# Work to be completed
In the Palette Editor passage, how many pigments make up the Zorn palette?

A dropdown at the top of the Palette Editor selects the active palette. Lumi ships with three palettes in the Standard group:
| Palette | Character |
|---|---|
| Default | A versatile warm-leaning palette covering the full hue wheel. Good starting point for most subjects. |
| Master | A large full-spectrum palette for painters who want maximum hue coverage and explicit control over graying axes. |
| Zorn | A four-pigment limited palette based on the approach of Anders Zorn. Covers a surprisingly wide range of warm flesh tones and low-chroma neutrals from a minimal pigment set. |
Palettes can also be created, imported, or duplicated from the Palettes Tab.

# Source excerpt
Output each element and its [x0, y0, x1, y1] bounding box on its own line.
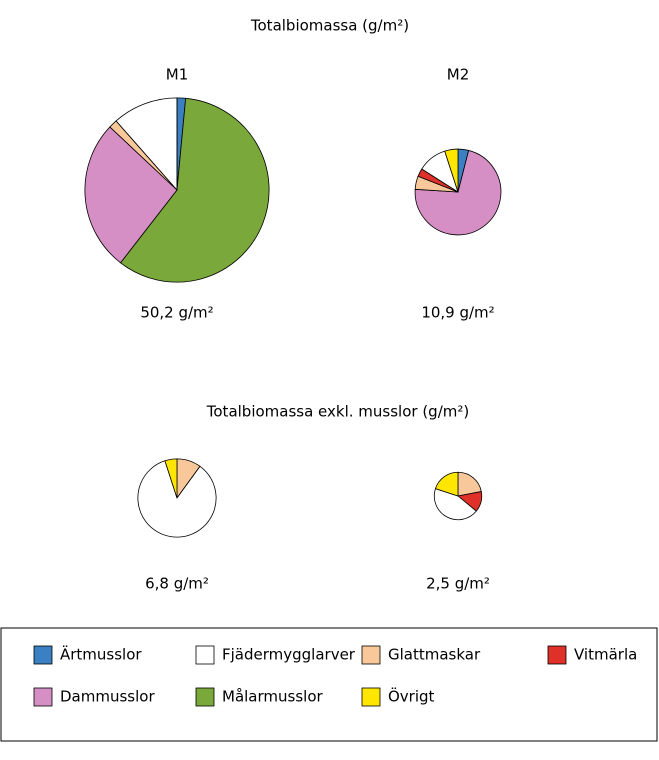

# Result of the task
Four pigments.